**Goal**
Give the number of lines containing the word "content" and nothing more.

**Listed entries**
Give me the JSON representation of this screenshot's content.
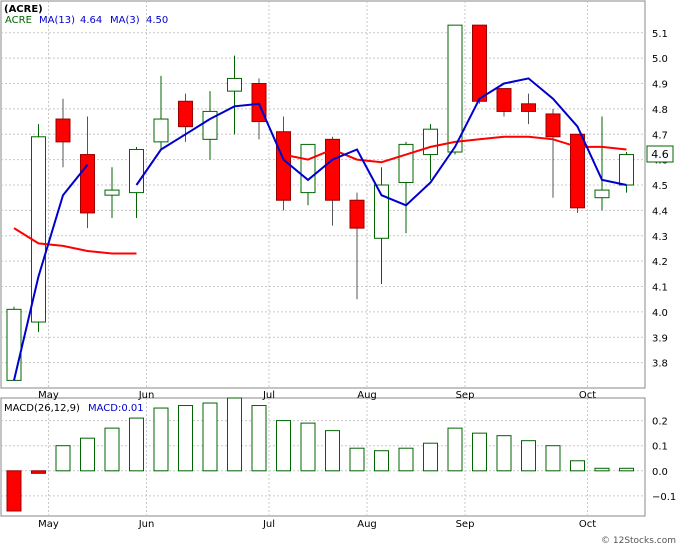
{
  "header": {
    "title": "(ACRE)",
    "legend_ticker": "ACRE",
    "legend_ma13": "MA(13)",
    "legend_ma13_value": "4.64",
    "legend_ma3": "MA(3)",
    "legend_ma3_value": "4.50",
    "macd_label": "MACD(26,12,9)",
    "macd_value_label": "MACD:0.01"
  },
  "watermark": "© 12Stocks.com",
  "last_price_label": "4.6",
  "colors": {
    "up_candle_border": "#006400",
    "down_candle_fill": "#ff0000",
    "ma13": "#ff0000",
    "ma3": "#0000cc",
    "macd_positive_border": "#006400",
    "macd_negative_fill": "#ff0000",
    "last_price_box": "#006400"
  },
  "chart_data": [
    {
      "type": "candlestick",
      "ticker": "ACRE",
      "x_labels": [
        "May",
        "Jun",
        "Jul",
        "Aug",
        "Sep",
        "Oct"
      ],
      "y_ticks": [
        3.8,
        3.9,
        4.0,
        4.1,
        4.2,
        4.3,
        4.4,
        4.5,
        4.6,
        4.7,
        4.8,
        4.9,
        5.0,
        5.1
      ],
      "ylim": [
        3.7,
        5.17
      ],
      "grid": true,
      "candles": [
        {
          "open": 3.73,
          "high": 4.02,
          "low": 3.73,
          "close": 4.01
        },
        {
          "open": 3.96,
          "high": 4.74,
          "low": 3.92,
          "close": 4.69
        },
        {
          "open": 4.76,
          "high": 4.84,
          "low": 4.57,
          "close": 4.67
        },
        {
          "open": 4.62,
          "high": 4.77,
          "low": 4.33,
          "close": 4.39
        },
        {
          "open": 4.46,
          "high": 4.57,
          "low": 4.37,
          "close": 4.48
        },
        {
          "open": 4.47,
          "high": 4.65,
          "low": 4.37,
          "close": 4.64
        },
        {
          "open": 4.67,
          "high": 4.93,
          "low": 4.64,
          "close": 4.76
        },
        {
          "open": 4.83,
          "high": 4.86,
          "low": 4.67,
          "close": 4.73
        },
        {
          "open": 4.68,
          "high": 4.87,
          "low": 4.6,
          "close": 4.79
        },
        {
          "open": 4.87,
          "high": 5.01,
          "low": 4.7,
          "close": 4.92
        },
        {
          "open": 4.9,
          "high": 4.92,
          "low": 4.68,
          "close": 4.75
        },
        {
          "open": 4.71,
          "high": 4.77,
          "low": 4.4,
          "close": 4.44
        },
        {
          "open": 4.47,
          "high": 4.66,
          "low": 4.42,
          "close": 4.66
        },
        {
          "open": 4.68,
          "high": 4.69,
          "low": 4.34,
          "close": 4.44
        },
        {
          "open": 4.44,
          "high": 4.47,
          "low": 4.05,
          "close": 4.33
        },
        {
          "open": 4.29,
          "high": 4.57,
          "low": 4.11,
          "close": 4.5
        },
        {
          "open": 4.51,
          "high": 4.67,
          "low": 4.31,
          "close": 4.66
        },
        {
          "open": 4.62,
          "high": 4.74,
          "low": 4.52,
          "close": 4.72
        },
        {
          "open": 4.63,
          "high": 5.13,
          "low": 4.62,
          "close": 5.13
        },
        {
          "open": 5.13,
          "high": 5.13,
          "low": 4.82,
          "close": 4.83
        },
        {
          "open": 4.88,
          "high": 4.88,
          "low": 4.77,
          "close": 4.79
        },
        {
          "open": 4.82,
          "high": 4.86,
          "low": 4.74,
          "close": 4.79
        },
        {
          "open": 4.78,
          "high": 4.8,
          "low": 4.45,
          "close": 4.69
        },
        {
          "open": 4.7,
          "high": 4.7,
          "low": 4.39,
          "close": 4.41
        },
        {
          "open": 4.45,
          "high": 4.77,
          "low": 4.4,
          "close": 4.48
        },
        {
          "open": 4.5,
          "high": 4.63,
          "low": 4.47,
          "close": 4.62
        }
      ],
      "ma13": [
        4.33,
        4.27,
        4.26,
        4.24,
        4.23,
        4.23,
        null,
        null,
        null,
        null,
        null,
        4.62,
        4.6,
        4.64,
        4.6,
        4.59,
        4.62,
        4.65,
        4.67,
        4.68,
        4.69,
        4.69,
        4.68,
        4.65,
        4.65,
        4.64
      ],
      "ma3": [
        3.73,
        4.14,
        4.46,
        4.58,
        null,
        4.5,
        4.64,
        4.7,
        4.76,
        4.81,
        4.82,
        4.6,
        4.52,
        4.6,
        4.64,
        4.46,
        4.42,
        4.51,
        4.65,
        4.84,
        4.9,
        4.92,
        4.84,
        4.73,
        4.52,
        4.5
      ]
    },
    {
      "type": "bar",
      "name": "MACD(26,12,9)",
      "y_ticks": [
        -0.1,
        0.0,
        0.1,
        0.2
      ],
      "ylim": [
        -0.18,
        0.29
      ],
      "grid": true,
      "values": [
        -0.16,
        -0.01,
        0.1,
        0.13,
        0.17,
        0.21,
        0.25,
        0.26,
        0.27,
        0.29,
        0.26,
        0.2,
        0.19,
        0.16,
        0.09,
        0.08,
        0.09,
        0.11,
        0.17,
        0.15,
        0.14,
        0.12,
        0.1,
        0.04,
        0.01,
        0.01
      ]
    }
  ]
}
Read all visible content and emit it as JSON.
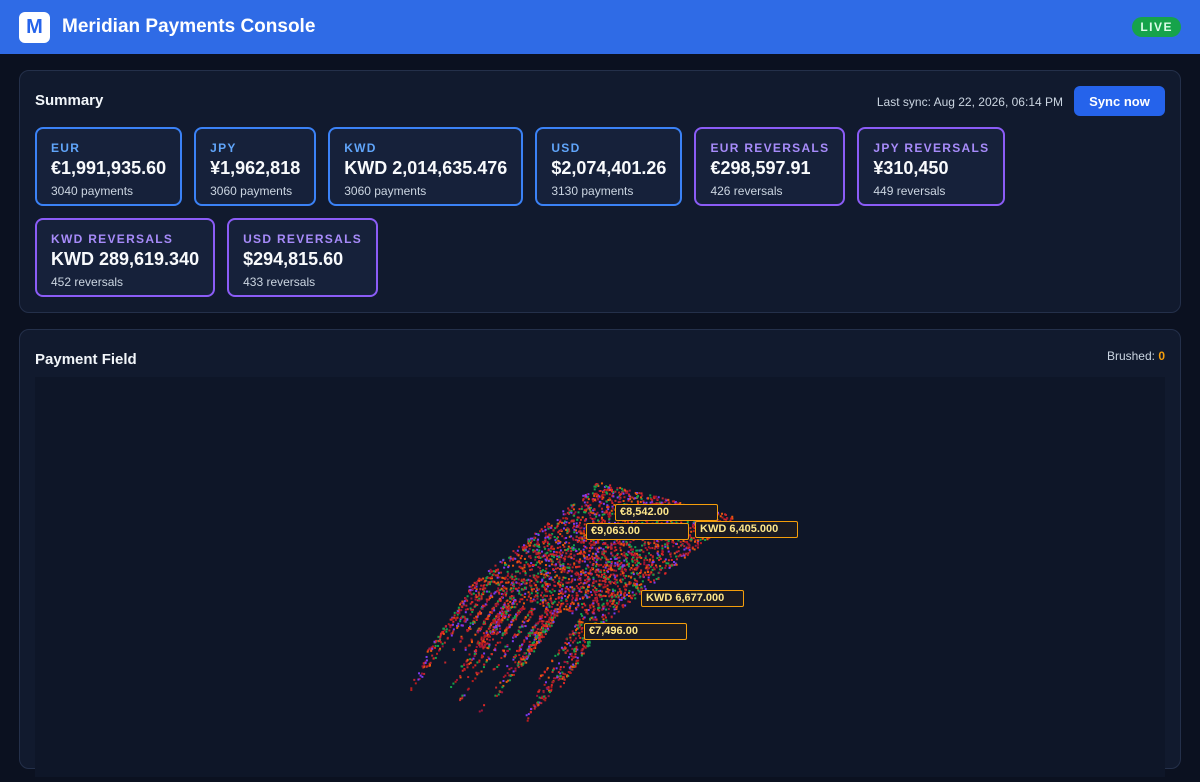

**Answer to the exercise**
2